# [WORK TO BE COMPLETED]
The entries below need to be transcribed exactly, without their images.

Top of SUPPLIED MATERIAL

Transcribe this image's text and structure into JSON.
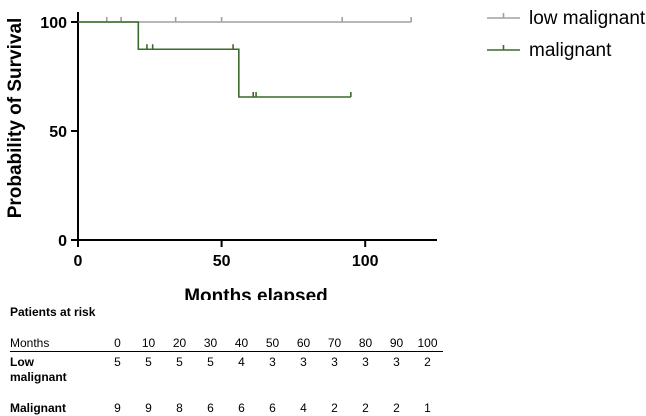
{
  "chart_data": {
    "type": "kaplan-meier",
    "xlabel": "Months elapsed",
    "ylabel": "Probability of Survival",
    "xlim": [
      0,
      125
    ],
    "ylim": [
      0,
      100
    ],
    "xticks": [
      0,
      50,
      100
    ],
    "yticks": [
      0,
      50,
      100
    ],
    "series": [
      {
        "name": "low malignant",
        "color": "#a0a0a0",
        "steps": [
          [
            0,
            100
          ],
          [
            116,
            100
          ]
        ],
        "censored": [
          [
            10,
            100
          ],
          [
            15,
            100
          ],
          [
            34,
            100
          ],
          [
            50,
            100
          ],
          [
            92,
            100
          ],
          [
            116,
            100
          ]
        ]
      },
      {
        "name": "malignant",
        "color": "#3a6b2a",
        "steps": [
          [
            0,
            100
          ],
          [
            21,
            100
          ],
          [
            21,
            87.5
          ],
          [
            56,
            87.5
          ],
          [
            56,
            65.6
          ],
          [
            95,
            65.6
          ]
        ],
        "censored": [
          [
            24,
            87.5
          ],
          [
            26,
            87.5
          ],
          [
            54,
            87.5
          ],
          [
            61,
            65.6
          ],
          [
            62,
            65.6
          ],
          [
            95,
            65.6
          ]
        ]
      }
    ]
  },
  "risk_table": {
    "title": "Patients at risk",
    "header_label": "Months",
    "months": [
      "0",
      "10",
      "20",
      "30",
      "40",
      "50",
      "60",
      "70",
      "80",
      "90",
      "100"
    ],
    "rows": [
      {
        "label_line1": "Low",
        "label_line2": "malignant",
        "values": [
          "5",
          "5",
          "5",
          "5",
          "4",
          "3",
          "3",
          "3",
          "3",
          "3",
          "2"
        ]
      },
      {
        "label_line1": "Malignant",
        "label_line2": "",
        "values": [
          "9",
          "9",
          "8",
          "6",
          "6",
          "6",
          "4",
          "2",
          "2",
          "2",
          "1"
        ]
      }
    ]
  }
}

Bottom of SUPPLIED MATERIAL

# [REPLY]
Transcribe this image's text and structure into JSON.
{
  "chart_data": {
    "type": "kaplan-meier",
    "xlabel": "Months elapsed",
    "ylabel": "Probability of Survival",
    "xlim": [
      0,
      125
    ],
    "ylim": [
      0,
      100
    ],
    "xticks": [
      0,
      50,
      100
    ],
    "yticks": [
      0,
      50,
      100
    ],
    "series": [
      {
        "name": "low malignant",
        "color": "#a0a0a0",
        "steps": [
          [
            0,
            100
          ],
          [
            116,
            100
          ]
        ],
        "censored": [
          [
            10,
            100
          ],
          [
            15,
            100
          ],
          [
            34,
            100
          ],
          [
            50,
            100
          ],
          [
            92,
            100
          ],
          [
            116,
            100
          ]
        ]
      },
      {
        "name": "malignant",
        "color": "#3a6b2a",
        "steps": [
          [
            0,
            100
          ],
          [
            21,
            100
          ],
          [
            21,
            87.5
          ],
          [
            56,
            87.5
          ],
          [
            56,
            65.6
          ],
          [
            95,
            65.6
          ]
        ],
        "censored": [
          [
            24,
            87.5
          ],
          [
            26,
            87.5
          ],
          [
            54,
            87.5
          ],
          [
            61,
            65.6
          ],
          [
            62,
            65.6
          ],
          [
            95,
            65.6
          ]
        ]
      }
    ]
  },
  "risk_table": {
    "title": "Patients at risk",
    "header_label": "Months",
    "months": [
      "0",
      "10",
      "20",
      "30",
      "40",
      "50",
      "60",
      "70",
      "80",
      "90",
      "100"
    ],
    "rows": [
      {
        "label_line1": "Low",
        "label_line2": "malignant",
        "values": [
          "5",
          "5",
          "5",
          "5",
          "4",
          "3",
          "3",
          "3",
          "3",
          "3",
          "2"
        ]
      },
      {
        "label_line1": "Malignant",
        "label_line2": "",
        "values": [
          "9",
          "9",
          "8",
          "6",
          "6",
          "6",
          "4",
          "2",
          "2",
          "2",
          "1"
        ]
      }
    ]
  }
}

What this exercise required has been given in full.